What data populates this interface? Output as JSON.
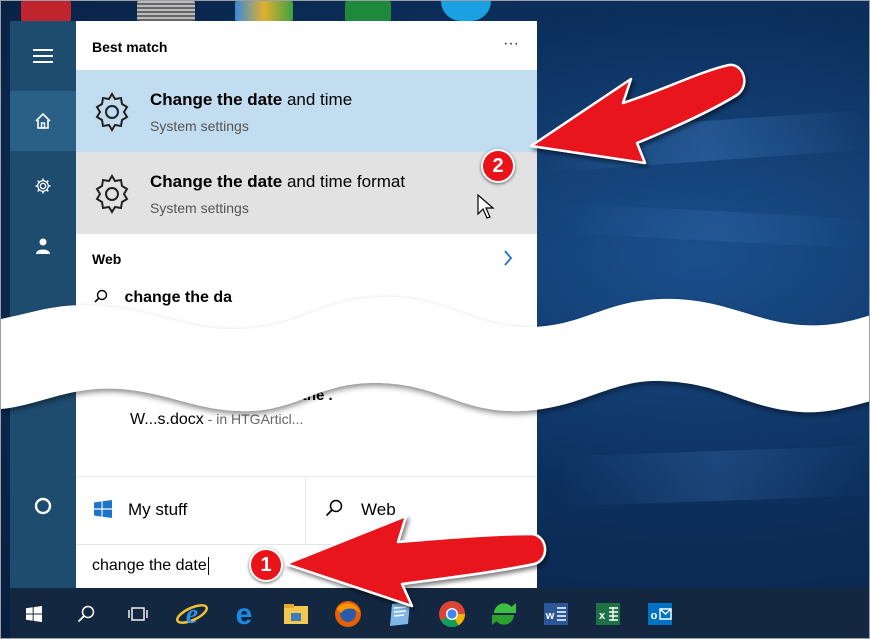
{
  "colors": {
    "rail": "#1e4c6f",
    "highlight": "#c2dcf0",
    "hover": "#e2e2e2",
    "taskbar": "#132740",
    "accent": "#1e74c9",
    "arrow": "#e8141a"
  },
  "rail": {
    "items": [
      {
        "icon": "hamburger-icon"
      },
      {
        "icon": "home-icon"
      },
      {
        "icon": "gear-icon"
      },
      {
        "icon": "feedback-icon"
      },
      {
        "icon": "cortana-icon"
      }
    ]
  },
  "panel": {
    "best_match_header": "Best match",
    "more_label": "···",
    "results": [
      {
        "title_bold": "Change the date",
        "title_rest": " and time",
        "subtitle": "System settings",
        "icon": "gear-icon"
      },
      {
        "title_bold": "Change the date",
        "title_rest": " and time format",
        "subtitle": "System settings",
        "icon": "gear-icon"
      }
    ],
    "web_header": "Web",
    "web_suggestion": "change the da",
    "partial_doc_line": "ɔe the .",
    "partial_doc_name": "W...s.docx",
    "partial_doc_location": " - in HTGArticl...",
    "filters": {
      "mystuff_label": "My stuff",
      "web_label": "Web"
    }
  },
  "search": {
    "value": "change the date"
  },
  "callouts": {
    "one": "1",
    "two": "2"
  },
  "taskbar": {
    "items": [
      {
        "icon": "start-icon"
      },
      {
        "icon": "search-icon"
      },
      {
        "icon": "task-view-icon"
      },
      {
        "icon": "internet-explorer-icon"
      },
      {
        "icon": "edge-icon"
      },
      {
        "icon": "file-explorer-icon"
      },
      {
        "icon": "firefox-icon"
      },
      {
        "icon": "notepad-icon"
      },
      {
        "icon": "chrome-icon"
      },
      {
        "icon": "sync-icon"
      },
      {
        "icon": "word-icon"
      },
      {
        "icon": "excel-icon"
      },
      {
        "icon": "outlook-icon"
      }
    ]
  }
}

##########

## Exercise instructions
From the listing, extract all text exactly as given and drop any picture.

## Exercise result
What data populates this interface? Output as JSON.
{
  "colors": {
    "rail": "#1e4c6f",
    "highlight": "#c2dcf0",
    "hover": "#e2e2e2",
    "taskbar": "#132740",
    "accent": "#1e74c9",
    "arrow": "#e8141a"
  },
  "rail": {
    "items": [
      {
        "icon": "hamburger-icon"
      },
      {
        "icon": "home-icon"
      },
      {
        "icon": "gear-icon"
      },
      {
        "icon": "feedback-icon"
      },
      {
        "icon": "cortana-icon"
      }
    ]
  },
  "panel": {
    "best_match_header": "Best match",
    "more_label": "···",
    "results": [
      {
        "title_bold": "Change the date",
        "title_rest": " and time",
        "subtitle": "System settings",
        "icon": "gear-icon"
      },
      {
        "title_bold": "Change the date",
        "title_rest": " and time format",
        "subtitle": "System settings",
        "icon": "gear-icon"
      }
    ],
    "web_header": "Web",
    "web_suggestion": "change the da",
    "partial_doc_line": "ɔe the .",
    "partial_doc_name": "W...s.docx",
    "partial_doc_location": " - in HTGArticl...",
    "filters": {
      "mystuff_label": "My stuff",
      "web_label": "Web"
    }
  },
  "search": {
    "value": "change the date"
  },
  "callouts": {
    "one": "1",
    "two": "2"
  },
  "taskbar": {
    "items": [
      {
        "icon": "start-icon"
      },
      {
        "icon": "search-icon"
      },
      {
        "icon": "task-view-icon"
      },
      {
        "icon": "internet-explorer-icon"
      },
      {
        "icon": "edge-icon"
      },
      {
        "icon": "file-explorer-icon"
      },
      {
        "icon": "firefox-icon"
      },
      {
        "icon": "notepad-icon"
      },
      {
        "icon": "chrome-icon"
      },
      {
        "icon": "sync-icon"
      },
      {
        "icon": "word-icon"
      },
      {
        "icon": "excel-icon"
      },
      {
        "icon": "outlook-icon"
      }
    ]
  }
}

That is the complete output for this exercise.